• _Given request_
Set the data down again, exactly as it reads, but without the pictures.

--------

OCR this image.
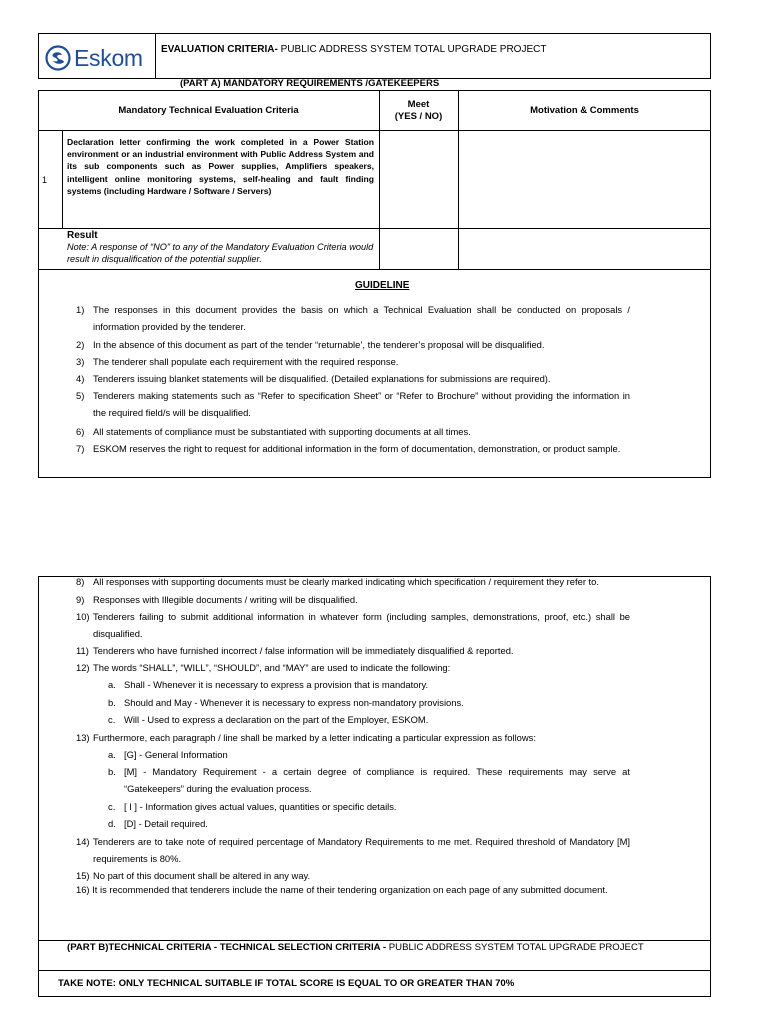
Eskom EVALUATION CRITERIA- PUBLIC ADDRESS SYSTEM TOTAL UPGRADE PROJECT
(PART A) MANDATORY REQUIREMENTS /GATEKEEPERS
Mandatory Technical Evaluation Criteria
Meet
(YES / NO)
Motivation & Comments
1
Declaration letter confirming the work completed in a Power Station environment or an industrial environment with Public Address System and its sub components such as Power supplies, Amplifiers speakers, intelligent online monitoring systems, self-healing and fault finding systems (including Hardware / Software / Servers)
Result
Note: A response of “NO” to any of the Mandatory Evaluation Criteria would result in disqualification of the potential supplier.
GUIDELINE
1) The responses in this document provides the basis on which a Technical Evaluation shall be conducted on proposals / information provided by the tenderer.
2) In the absence of this document as part of the tender “returnable’, the tenderer’s proposal will be disqualified.
3) The tenderer shall populate each requirement with the required response.
4) Tenderers issuing blanket statements will be disqualified. (Detailed explanations for submissions are required).
5) Tenderers making statements such as “Refer to specification Sheet” or “Refer to Brochure” without providing the information in the required field/s will be disqualified.
6) All statements of compliance must be substantiated with supporting documents at all times.
7) ESKOM reserves the right to request for additional information in the form of documentation, demonstration, or product sample.
8) All responses with supporting documents must be clearly marked indicating which specification / requirement they refer to.
9) Responses with Illegible documents / writing will be disqualified.
10) Tenderers failing to submit additional information in whatever form (including samples, demonstrations, proof, etc.) shall be disqualified.
11) Tenderers who have furnished incorrect / false information will be immediately disqualified & reported.
12) The words “SHALL”, “WILL”, “SHOULD”, and “MAY” are used to indicate the following:
13) Furthermore, each paragraph / line shall be marked by a letter indicating a particular expression as follows:
14) Tenderers are to take note of required percentage of Mandatory Requirements to me met. Required threshold of Mandatory [M] requirements is 80%.
15) No part of this document shall be altered in any way.
16) It is recommended that tenderers include the name of their tendering organization on each page of any submitted document.
a. Shall - Whenever it is necessary to express a provision that is mandatory.
b. Should and May - Whenever it is necessary to express non-mandatory provisions.
c. Will - Used to express a declaration on the part of the Employer, ESKOM.
a. [G] - General Information
b. [M] - Mandatory Requirement - a certain degree of compliance is required. These requirements may serve at “Gatekeepers” during the evaluation process.
c. [ I ] - Information gives actual values, quantities or specific details.
d. [D] - Detail required.
(PART B)TECHNICAL CRITERIA - TECHNICAL SELECTION CRITERIA - PUBLIC ADDRESS SYSTEM TOTAL UPGRADE PROJECT
TAKE NOTE: ONLY TECHNICAL SUITABLE IF TOTAL SCORE IS EQUAL TO OR GREATER THAN 70%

--------

• _Full answer_
OCR this image.
Eskom EVALUATION CRITERIA- PUBLIC ADDRESS SYSTEM TOTAL UPGRADE PROJECT
(PART A) MANDATORY REQUIREMENTS /GATEKEEPERS
Mandatory Technical Evaluation Criteria
Meet
(YES / NO)
Motivation & Comments
1
Declaration letter confirming the work completed in a Power Station environment or an industrial environment with Public Address System and its sub components such as Power supplies, Amplifiers speakers, intelligent online monitoring systems, self-healing and fault finding systems (including Hardware / Software / Servers)
Result
Note: A response of “NO” to any of the Mandatory Evaluation Criteria would result in disqualification of the potential supplier.
GUIDELINE
1) The responses in this document provides the basis on which a Technical Evaluation shall be conducted on proposals / information provided by the tenderer.
2) In the absence of this document as part of the tender “returnable’, the tenderer’s proposal will be disqualified.
3) The tenderer shall populate each requirement with the required response.
4) Tenderers issuing blanket statements will be disqualified. (Detailed explanations for submissions are required).
5) Tenderers making statements such as “Refer to specification Sheet” or “Refer to Brochure” without providing the information in the required field/s will be disqualified.
6) All statements of compliance must be substantiated with supporting documents at all times.
7) ESKOM reserves the right to request for additional information in the form of documentation, demonstration, or product sample.
8) All responses with supporting documents must be clearly marked indicating which specification / requirement they refer to.
9) Responses with Illegible documents / writing will be disqualified.
10) Tenderers failing to submit additional information in whatever form (including samples, demonstrations, proof, etc.) shall be disqualified.
11) Tenderers who have furnished incorrect / false information will be immediately disqualified & reported.
12) The words “SHALL”, “WILL”, “SHOULD”, and “MAY” are used to indicate the following:
13) Furthermore, each paragraph / line shall be marked by a letter indicating a particular expression as follows:
14) Tenderers are to take note of required percentage of Mandatory Requirements to me met. Required threshold of Mandatory [M] requirements is 80%.
15) No part of this document shall be altered in any way.
16) It is recommended that tenderers include the name of their tendering organization on each page of any submitted document.
a. Shall - Whenever it is necessary to express a provision that is mandatory.
b. Should and May - Whenever it is necessary to express non-mandatory provisions.
c. Will - Used to express a declaration on the part of the Employer, ESKOM.
a. [G] - General Information
b. [M] - Mandatory Requirement - a certain degree of compliance is required. These requirements may serve at “Gatekeepers” during the evaluation process.
c. [ I ] - Information gives actual values, quantities or specific details.
d. [D] - Detail required.
(PART B)TECHNICAL CRITERIA - TECHNICAL SELECTION CRITERIA - PUBLIC ADDRESS SYSTEM TOTAL UPGRADE PROJECT
TAKE NOTE: ONLY TECHNICAL SUITABLE IF TOTAL SCORE IS EQUAL TO OR GREATER THAN 70%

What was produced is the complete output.